RECORDS FOR THIS EXERCISE ::
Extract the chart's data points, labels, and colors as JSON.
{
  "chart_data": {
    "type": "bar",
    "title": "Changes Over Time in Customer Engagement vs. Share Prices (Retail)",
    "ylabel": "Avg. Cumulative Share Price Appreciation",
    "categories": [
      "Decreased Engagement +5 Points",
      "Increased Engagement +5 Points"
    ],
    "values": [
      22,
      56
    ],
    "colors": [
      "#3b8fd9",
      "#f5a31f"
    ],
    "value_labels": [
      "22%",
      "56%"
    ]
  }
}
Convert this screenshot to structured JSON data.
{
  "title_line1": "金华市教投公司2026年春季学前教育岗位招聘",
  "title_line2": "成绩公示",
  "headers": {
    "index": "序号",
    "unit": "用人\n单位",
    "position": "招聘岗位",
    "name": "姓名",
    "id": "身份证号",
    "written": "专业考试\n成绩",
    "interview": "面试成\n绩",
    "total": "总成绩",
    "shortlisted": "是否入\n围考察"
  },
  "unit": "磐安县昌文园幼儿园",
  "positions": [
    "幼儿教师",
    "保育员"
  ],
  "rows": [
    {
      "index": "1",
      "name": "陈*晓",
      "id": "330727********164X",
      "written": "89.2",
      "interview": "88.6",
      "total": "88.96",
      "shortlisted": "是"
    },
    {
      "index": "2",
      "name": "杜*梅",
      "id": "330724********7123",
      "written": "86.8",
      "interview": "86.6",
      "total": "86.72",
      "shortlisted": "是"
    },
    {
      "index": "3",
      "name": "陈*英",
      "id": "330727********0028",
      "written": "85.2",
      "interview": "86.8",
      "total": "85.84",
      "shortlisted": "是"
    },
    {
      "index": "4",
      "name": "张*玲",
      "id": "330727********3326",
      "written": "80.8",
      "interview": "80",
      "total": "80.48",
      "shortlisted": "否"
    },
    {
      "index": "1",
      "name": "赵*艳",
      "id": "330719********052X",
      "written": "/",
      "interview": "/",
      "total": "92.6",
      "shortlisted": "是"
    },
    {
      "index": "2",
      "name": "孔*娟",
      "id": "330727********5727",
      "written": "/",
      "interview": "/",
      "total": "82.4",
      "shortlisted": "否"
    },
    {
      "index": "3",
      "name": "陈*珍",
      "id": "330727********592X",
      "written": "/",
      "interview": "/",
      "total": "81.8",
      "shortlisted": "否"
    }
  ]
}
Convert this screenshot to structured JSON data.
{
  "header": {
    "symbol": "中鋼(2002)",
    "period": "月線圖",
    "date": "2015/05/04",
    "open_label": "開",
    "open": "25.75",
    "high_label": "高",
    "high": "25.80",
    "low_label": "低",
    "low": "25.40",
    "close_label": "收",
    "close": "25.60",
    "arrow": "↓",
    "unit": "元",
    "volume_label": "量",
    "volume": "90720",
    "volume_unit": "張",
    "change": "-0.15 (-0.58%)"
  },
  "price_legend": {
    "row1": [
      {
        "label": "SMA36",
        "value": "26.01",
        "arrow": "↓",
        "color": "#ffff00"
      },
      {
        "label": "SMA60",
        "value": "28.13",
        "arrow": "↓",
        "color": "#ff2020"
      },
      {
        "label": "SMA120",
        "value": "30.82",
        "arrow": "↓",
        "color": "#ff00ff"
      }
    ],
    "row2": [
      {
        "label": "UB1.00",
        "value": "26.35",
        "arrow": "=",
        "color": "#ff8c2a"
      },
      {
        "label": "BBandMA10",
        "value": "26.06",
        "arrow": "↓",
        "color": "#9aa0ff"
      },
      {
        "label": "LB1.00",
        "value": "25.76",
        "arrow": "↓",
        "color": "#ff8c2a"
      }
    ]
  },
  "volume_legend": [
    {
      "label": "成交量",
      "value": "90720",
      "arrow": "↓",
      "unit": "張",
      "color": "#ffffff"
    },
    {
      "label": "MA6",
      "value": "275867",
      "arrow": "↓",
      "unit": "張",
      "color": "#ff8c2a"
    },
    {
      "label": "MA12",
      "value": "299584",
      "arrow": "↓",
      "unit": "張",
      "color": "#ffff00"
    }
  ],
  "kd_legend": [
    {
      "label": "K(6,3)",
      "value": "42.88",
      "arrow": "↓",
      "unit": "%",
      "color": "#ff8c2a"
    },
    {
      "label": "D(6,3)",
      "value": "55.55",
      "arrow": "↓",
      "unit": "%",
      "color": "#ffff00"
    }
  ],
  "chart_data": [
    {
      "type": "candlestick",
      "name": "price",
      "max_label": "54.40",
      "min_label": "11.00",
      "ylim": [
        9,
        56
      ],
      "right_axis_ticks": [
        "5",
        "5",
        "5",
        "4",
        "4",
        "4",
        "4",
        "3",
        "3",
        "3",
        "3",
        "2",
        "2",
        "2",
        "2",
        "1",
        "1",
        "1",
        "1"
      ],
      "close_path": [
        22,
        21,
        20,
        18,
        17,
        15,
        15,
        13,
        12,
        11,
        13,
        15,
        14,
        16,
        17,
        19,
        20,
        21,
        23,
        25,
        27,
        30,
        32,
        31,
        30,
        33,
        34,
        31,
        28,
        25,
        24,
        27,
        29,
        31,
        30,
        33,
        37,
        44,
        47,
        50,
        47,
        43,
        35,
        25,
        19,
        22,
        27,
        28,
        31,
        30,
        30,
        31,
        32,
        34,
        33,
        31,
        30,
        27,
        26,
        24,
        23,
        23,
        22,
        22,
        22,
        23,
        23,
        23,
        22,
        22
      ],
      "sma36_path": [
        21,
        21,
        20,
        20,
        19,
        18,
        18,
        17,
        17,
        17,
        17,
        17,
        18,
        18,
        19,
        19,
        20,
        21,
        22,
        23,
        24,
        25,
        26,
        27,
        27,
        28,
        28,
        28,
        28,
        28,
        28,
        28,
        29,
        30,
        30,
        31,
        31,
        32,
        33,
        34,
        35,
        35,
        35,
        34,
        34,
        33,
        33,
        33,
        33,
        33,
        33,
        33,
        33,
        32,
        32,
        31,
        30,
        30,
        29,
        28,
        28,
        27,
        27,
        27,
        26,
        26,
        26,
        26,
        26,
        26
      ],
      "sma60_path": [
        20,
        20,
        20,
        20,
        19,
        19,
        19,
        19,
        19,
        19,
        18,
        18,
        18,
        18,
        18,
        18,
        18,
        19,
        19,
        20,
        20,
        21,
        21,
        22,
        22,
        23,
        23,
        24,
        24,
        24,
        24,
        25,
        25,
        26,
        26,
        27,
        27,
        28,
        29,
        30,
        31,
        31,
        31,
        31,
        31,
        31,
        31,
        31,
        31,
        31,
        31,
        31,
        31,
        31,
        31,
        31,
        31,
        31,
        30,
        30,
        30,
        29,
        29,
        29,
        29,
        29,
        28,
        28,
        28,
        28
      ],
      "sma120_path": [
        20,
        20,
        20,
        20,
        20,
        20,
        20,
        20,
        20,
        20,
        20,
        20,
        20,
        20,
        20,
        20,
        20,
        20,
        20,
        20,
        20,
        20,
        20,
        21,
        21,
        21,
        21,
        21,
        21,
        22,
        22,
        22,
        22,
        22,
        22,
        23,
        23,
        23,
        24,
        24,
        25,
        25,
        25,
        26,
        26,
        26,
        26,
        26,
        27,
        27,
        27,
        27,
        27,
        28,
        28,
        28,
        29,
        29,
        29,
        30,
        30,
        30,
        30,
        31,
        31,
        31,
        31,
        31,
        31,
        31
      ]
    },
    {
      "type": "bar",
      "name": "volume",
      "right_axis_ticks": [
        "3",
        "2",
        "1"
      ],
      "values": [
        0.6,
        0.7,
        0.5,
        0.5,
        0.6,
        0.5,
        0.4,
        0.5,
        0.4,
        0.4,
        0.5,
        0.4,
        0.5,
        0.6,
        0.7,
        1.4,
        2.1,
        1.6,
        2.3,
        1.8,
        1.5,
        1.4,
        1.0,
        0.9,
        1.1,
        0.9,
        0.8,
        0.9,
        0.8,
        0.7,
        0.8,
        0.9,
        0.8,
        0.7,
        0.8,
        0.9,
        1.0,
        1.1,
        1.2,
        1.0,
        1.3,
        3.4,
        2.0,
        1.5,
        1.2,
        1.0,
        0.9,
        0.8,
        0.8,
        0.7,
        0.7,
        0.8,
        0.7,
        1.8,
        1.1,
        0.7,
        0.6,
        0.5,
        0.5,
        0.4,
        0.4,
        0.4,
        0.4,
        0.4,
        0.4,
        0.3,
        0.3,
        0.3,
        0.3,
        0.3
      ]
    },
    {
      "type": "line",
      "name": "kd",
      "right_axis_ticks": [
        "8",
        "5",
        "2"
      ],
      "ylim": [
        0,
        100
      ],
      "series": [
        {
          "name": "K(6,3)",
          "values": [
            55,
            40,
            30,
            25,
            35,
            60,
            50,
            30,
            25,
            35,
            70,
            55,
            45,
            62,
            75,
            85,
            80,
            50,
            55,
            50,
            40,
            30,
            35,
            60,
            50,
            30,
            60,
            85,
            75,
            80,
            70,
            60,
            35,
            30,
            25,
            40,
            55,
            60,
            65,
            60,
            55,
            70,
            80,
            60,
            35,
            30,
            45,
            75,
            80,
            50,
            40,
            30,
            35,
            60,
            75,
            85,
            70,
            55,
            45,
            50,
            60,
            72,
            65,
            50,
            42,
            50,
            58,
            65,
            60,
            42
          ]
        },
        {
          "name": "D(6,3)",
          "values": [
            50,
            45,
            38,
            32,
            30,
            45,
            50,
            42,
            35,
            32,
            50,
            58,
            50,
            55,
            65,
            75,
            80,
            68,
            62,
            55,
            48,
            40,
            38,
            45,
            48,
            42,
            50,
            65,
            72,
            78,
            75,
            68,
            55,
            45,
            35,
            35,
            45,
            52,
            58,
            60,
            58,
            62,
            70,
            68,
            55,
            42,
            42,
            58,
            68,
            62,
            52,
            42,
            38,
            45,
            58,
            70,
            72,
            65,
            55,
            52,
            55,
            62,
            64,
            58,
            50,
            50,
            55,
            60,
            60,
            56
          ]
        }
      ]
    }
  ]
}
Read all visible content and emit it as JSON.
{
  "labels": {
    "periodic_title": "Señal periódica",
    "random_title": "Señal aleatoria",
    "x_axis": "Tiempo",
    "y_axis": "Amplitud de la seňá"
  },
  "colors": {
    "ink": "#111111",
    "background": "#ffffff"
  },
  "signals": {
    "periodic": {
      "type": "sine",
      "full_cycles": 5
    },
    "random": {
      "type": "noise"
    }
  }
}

GIVEN INSTRUCTION :: Lines that hold the word "Engagement" are the ones to return, every one of them.

TASK SOLUTION ::
    "title": "Changes Over Time in Customer Engagement vs. Share Prices (Retail)",
      "Decreased Engagement +5 Points",
      "Increased Engagement +5 Points"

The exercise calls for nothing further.